-- start Given data --
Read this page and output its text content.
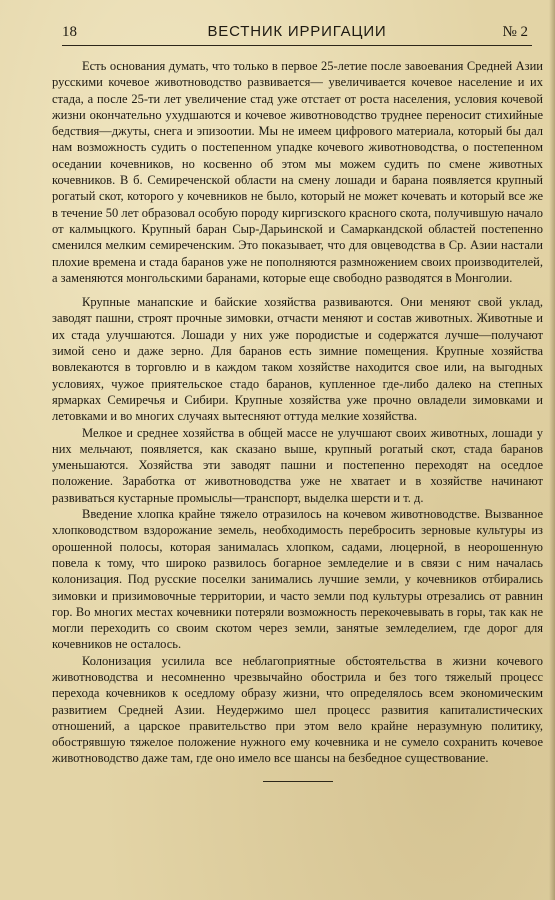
18	ВЕСТНИК ИРРИГАЦИИ	№ 2

Есть основания думать, что только в первое 25-летие после завоевания Средней Азии русскими кочевое животноводство развивается— увеличивается кочевое население и их стада, а после 25-ти лет увеличение стад уже отстает от роста населения, условия кочевой жизни окончательно ухудшаются и кочевое животноводство труднее переносит стихийные бедствия—джуты, снега и эпизоотии. Мы не имеем цифрового материала, который бы дал нам возможность судить о постепенном упадке кочевого животноводства, о постепенном оседании кочевников, но косвенно об этом мы можем судить по смене животных кочевников. В б. Семиреченской области на смену лошади и барана появляется крупный рогатый скот, которого у кочевников не было, который не может кочевать и который все же в течение 50 лет образовал особую породу киргизского красного скота, получившую начало от калмыцкого. Крупный баран Сыр-Дарьинской и Самаркандской областей постепенно сменился мелким семиреченским. Это показывает, что для овцеводства в Ср. Азии настали плохие времена и стада баранов уже не пополняются размножением своих производителей, а заменяются монгольскими баранами, которые еще свободно разводятся в Монголии.

Крупные манапские и байские хозяйства развиваются. Они меняют свой уклад, заводят пашни, строят прочные зимовки, отчасти меняют и состав животных. Животные и их стада улучшаются. Лошади у них уже породистые и содержатся лучше—получают зимой сено и даже зерно. Для баранов есть зимние помещения. Крупные хозяйства вовлекаются в торговлю и в каждом таком хозяйстве находится свое или, на выгодных условиях, чужое приятельское стадо баранов, купленное где-либо далеко на степных ярмарках Семиречья и Сибири. Крупные хозяйства уже прочно овладели зимовками и летовками и во многих случаях вытесняют оттуда мелкие хозяйства.

Мелкое и среднее хозяйства в общей массе не улучшают своих животных, лошади у них мельчают, появляется, как сказано выше, крупный рогатый скот, стада баранов уменьшаются. Хозяйства эти заводят пашни и постепенно переходят на оседлое положение. Заработка от животноводства уже не хватает и в хозяйстве начинают развиваться кустарные промыслы—транспорт, выделка шерсти и т. д.

Введение хлопка крайне тяжело отразилось на кочевом животноводстве. Вызванное хлопководством вздорожание земель, необходимость перебросить зерновые культуры из орошенной полосы, которая занималась хлопком, садами, люцерной, в неорошенную повела к тому, что широко развилось богарное земледелие и в связи с ним началась колонизация. Под русские поселки занимались лучшие земли, у кочевников отбирались зимовки и призимовочные территории, и часто земли под культуры отрезались от равнин гор. Во многих местах кочевники потеряли возможность перекочевывать в горы, так как не могли переходить со своим скотом через земли, занятые земледелием, где дорог для кочевников не осталось.

Колонизация усилила все неблагоприятные обстоятельства в жизни кочевого животноводства и несомненно чрезвычайно обострила и без того тяжелый процесс перехода кочевников к оседлому образу жизни, что определялось всем экономическим развитием Средней Азии. Неудержимо шел процесс развития капиталистических отношений, а царское правительство при этом вело крайне неразумную политику, обострявшую тяжелое положение нужного ему кочевника и не сумело сохранить кочевое животноводство даже там, где оно имело все шансы на безбедное существование.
-- end Given data --
Short exercise:
Write out the listing above exactly as it stands, pictures excluded.

Solution for this exercise:
Read this page and output its text content.
18	ВЕСТНИК ИРРИГАЦИИ	№ 2

Есть основания думать, что только в первое 25-летие после завоевания Средней Азии русскими кочевое животноводство развивается— увеличивается кочевое население и их стада, а после 25-ти лет увеличение стад уже отстает от роста населения, условия кочевой жизни окончательно ухудшаются и кочевое животноводство труднее переносит стихийные бедствия—джуты, снега и эпизоотии. Мы не имеем цифрового материала, который бы дал нам возможность судить о постепенном упадке кочевого животноводства, о постепенном оседании кочевников, но косвенно об этом мы можем судить по смене животных кочевников. В б. Семиреченской области на смену лошади и барана появляется крупный рогатый скот, которого у кочевников не было, который не может кочевать и который все же в течение 50 лет образовал особую породу киргизского красного скота, получившую начало от калмыцкого. Крупный баран Сыр-Дарьинской и Самаркандской областей постепенно сменился мелким семиреченским. Это показывает, что для овцеводства в Ср. Азии настали плохие времена и стада баранов уже не пополняются размножением своих производителей, а заменяются монгольскими баранами, которые еще свободно разводятся в Монголии.

Крупные манапские и байские хозяйства развиваются. Они меняют свой уклад, заводят пашни, строят прочные зимовки, отчасти меняют и состав животных. Животные и их стада улучшаются. Лошади у них уже породистые и содержатся лучше—получают зимой сено и даже зерно. Для баранов есть зимние помещения. Крупные хозяйства вовлекаются в торговлю и в каждом таком хозяйстве находится свое или, на выгодных условиях, чужое приятельское стадо баранов, купленное где-либо далеко на степных ярмарках Семиречья и Сибири. Крупные хозяйства уже прочно овладели зимовками и летовками и во многих случаях вытесняют оттуда мелкие хозяйства.

Мелкое и среднее хозяйства в общей массе не улучшают своих животных, лошади у них мельчают, появляется, как сказано выше, крупный рогатый скот, стада баранов уменьшаются. Хозяйства эти заводят пашни и постепенно переходят на оседлое положение. Заработка от животноводства уже не хватает и в хозяйстве начинают развиваться кустарные промыслы—транспорт, выделка шерсти и т. д.

Введение хлопка крайне тяжело отразилось на кочевом животноводстве. Вызванное хлопководством вздорожание земель, необходимость перебросить зерновые культуры из орошенной полосы, которая занималась хлопком, садами, люцерной, в неорошенную повела к тому, что широко развилось богарное земледелие и в связи с ним началась колонизация. Под русские поселки занимались лучшие земли, у кочевников отбирались зимовки и призимовочные территории, и часто земли под культуры отрезались от равнин гор. Во многих местах кочевники потеряли возможность перекочевывать в горы, так как не могли переходить со своим скотом через земли, занятые земледелием, где дорог для кочевников не осталось.

Колонизация усилила все неблагоприятные обстоятельства в жизни кочевого животноводства и несомненно чрезвычайно обострила и без того тяжелый процесс перехода кочевников к оседлому образу жизни, что определялось всем экономическим развитием Средней Азии. Неудержимо шел процесс развития капиталистических отношений, а царское правительство при этом вело крайне неразумную политику, обострявшую тяжелое положение нужного ему кочевника и не сумело сохранить кочевое животноводство даже там, где оно имело все шансы на безбедное существование.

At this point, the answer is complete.